What to do = Reproduce the listing below exactly. Pictures do not belong in the copy.

Task material =
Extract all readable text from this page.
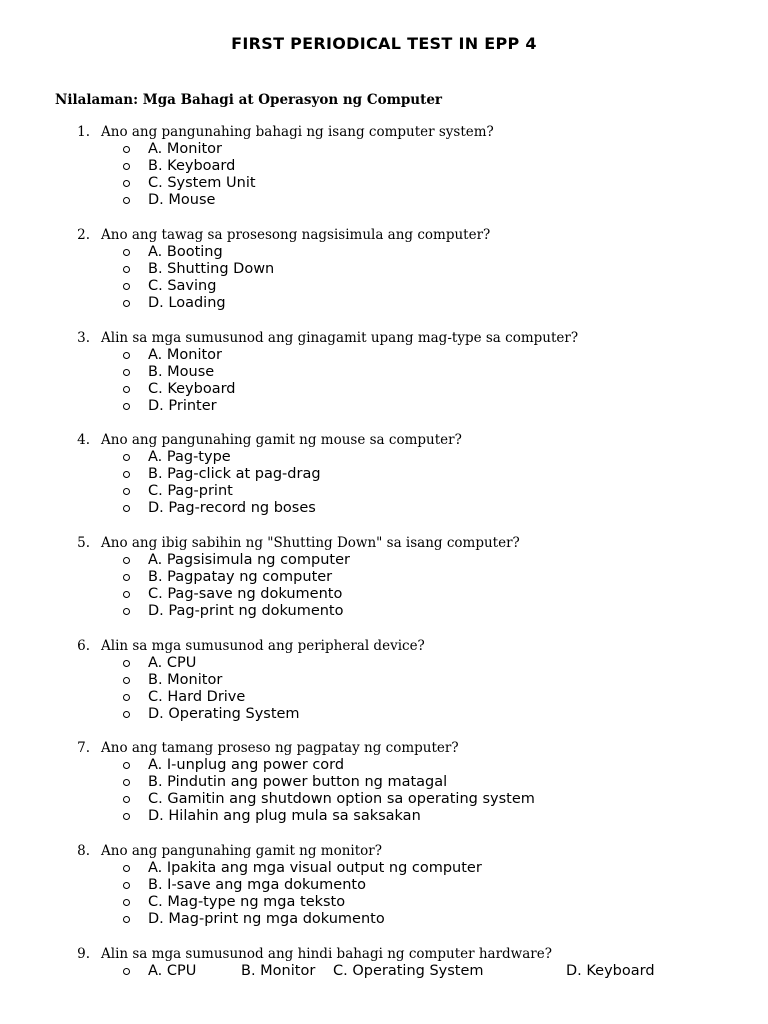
FIRST PERIODICAL TEST IN EPP 4
Nilalaman: Mga Bahagi at Operasyon ng Computer
1. Ano ang pangunahing bahagi ng isang computer system?
A. Monitor
B. Keyboard
C. System Unit
D. Mouse
2. Ano ang tawag sa prosesong nagsisimula ang computer?
A. Booting
B. Shutting Down
C. Saving
D. Loading
3. Alin sa mga sumusunod ang ginagamit upang mag-type sa computer?
A. Monitor
B. Mouse
C. Keyboard
D. Printer
4. Ano ang pangunahing gamit ng mouse sa computer?
A. Pag-type
B. Pag-click at pag-drag
C. Pag-print
D. Pag-record ng boses
5. Ano ang ibig sabihin ng "Shutting Down" sa isang computer?
A. Pagsisimula ng computer
B. Pagpatay ng computer
C. Pag-save ng dokumento
D. Pag-print ng dokumento
6. Alin sa mga sumusunod ang peripheral device?
A. CPU
B. Monitor
C. Hard Drive
D. Operating System
7. Ano ang tamang proseso ng pagpatay ng computer?
A. I-unplug ang power cord
B. Pindutin ang power button ng matagal
C. Gamitin ang shutdown option sa operating system
D. Hilahin ang plug mula sa saksakan
8. Ano ang pangunahing gamit ng monitor?
A. Ipakita ang mga visual output ng computer
B. I-save ang mga dokumento
C. Mag-type ng mga teksto
D. Mag-print ng mga dokumento
9. Alin sa mga sumusunod ang hindi bahagi ng computer hardware?
A. CPU	B. Monitor C. Operating System	D. Keyboard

Answer to the problem =
Extract all readable text from this page.
FIRST PERIODICAL TEST IN EPP 4
Nilalaman: Mga Bahagi at Operasyon ng Computer
1. Ano ang pangunahing bahagi ng isang computer system?
A. Monitor
B. Keyboard
C. System Unit
D. Mouse
2. Ano ang tawag sa prosesong nagsisimula ang computer?
A. Booting
B. Shutting Down
C. Saving
D. Loading
3. Alin sa mga sumusunod ang ginagamit upang mag-type sa computer?
A. Monitor
B. Mouse
C. Keyboard
D. Printer
4. Ano ang pangunahing gamit ng mouse sa computer?
A. Pag-type
B. Pag-click at pag-drag
C. Pag-print
D. Pag-record ng boses
5. Ano ang ibig sabihin ng "Shutting Down" sa isang computer?
A. Pagsisimula ng computer
B. Pagpatay ng computer
C. Pag-save ng dokumento
D. Pag-print ng dokumento
6. Alin sa mga sumusunod ang peripheral device?
A. CPU
B. Monitor
C. Hard Drive
D. Operating System
7. Ano ang tamang proseso ng pagpatay ng computer?
A. I-unplug ang power cord
B. Pindutin ang power button ng matagal
C. Gamitin ang shutdown option sa operating system
D. Hilahin ang plug mula sa saksakan
8. Ano ang pangunahing gamit ng monitor?
A. Ipakita ang mga visual output ng computer
B. I-save ang mga dokumento
C. Mag-type ng mga teksto
D. Mag-print ng mga dokumento
9. Alin sa mga sumusunod ang hindi bahagi ng computer hardware?
A. CPU	B. Monitor C. Operating System	D. Keyboard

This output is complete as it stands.